Goal of the exercise: In the material below, the lines containing the word "错一个空不给分" are required; copy each of them.

******************************

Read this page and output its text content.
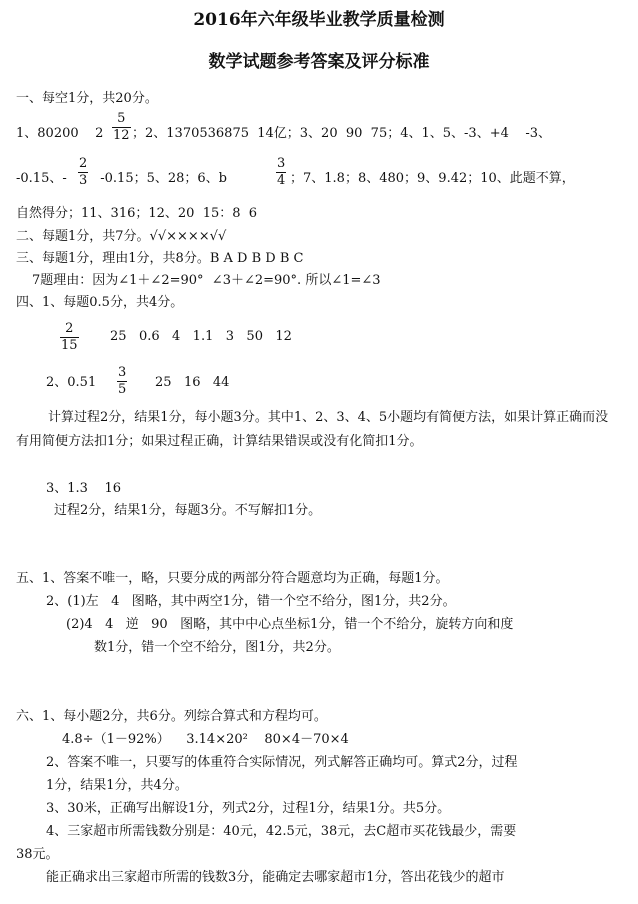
2016年六年级毕业教学质量检测
数学试题参考答案及评分标准
一、每空1分，共20分。
1、80200    $2 \frac{5}{12}$ ；2、1370536875  14亿；3、20  90  75；4、1、5、-3、+4    -3、
-0.15、- $\frac{2}{3} -0.15$；5、28；6、b	$\frac{3}{4}$ ；7、1.8；8、480；9、9.42；10、此题不算，
自然得分；11、316；12、20  15：8  6
二、每题1分，共7分。√√××××√√
三、每题1分，理由1分，共8分。B A D B D B C
7题理由：因为∠1＋∠2=90°  ∠3＋∠2=90°. 所以∠1=∠3
四、1、每题0.5分，共4分。
$\frac{2}{15} 25$   0.6   4   1.1   3   50   12
2、$0.51 \frac{3}{5} 25$   16   44
计算过程2分，结果1分，每小题3分。其中1、2、3、4、5小题均有简便方法，如果计算正确而没有用简便方法扣1分；如果过程正确，计算结果错误或没有化简扣1分。
3、1.3    16
过程2分，结果1分，每题3分。不写解扣1分。
五、1、答案不唯一，略，只要分成的两部分符合题意均为正确，每题1分。
2、(1)左   4   图略，其中两空1分，错一个空不给分，图1分，共2分。
(2)4   4   逆   90   图略，其中中心点坐标1分，错一个不给分，旋转方向和度
数1分，错一个空不给分，图1分，共2分。
六、1、每小题2分，共6分。列综合算式和方程均可。
4.8÷（1－92%）    3.14×20²    80×4－70×4
2、答案不唯一，只要写的体重符合实际情况，列式解答正确均可。算式2分，过程
1分，结果1分，共4分。
3、30米，正确写出解设1分，列式2分，过程1分，结果1分。共5分。
4、三家超市所需钱数分别是：40元，42.5元，38元，去C超市买花钱最少，需要
38元。
能正确求出三家超市所需的钱数3分，能确定去哪家超市1分，答出花钱少的超市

******************************

Output below:
2、(1)左   4   图略，其中两空1分，错一个空不给分，图1分，共2分。
数1分，错一个空不给分，图1分，共2分。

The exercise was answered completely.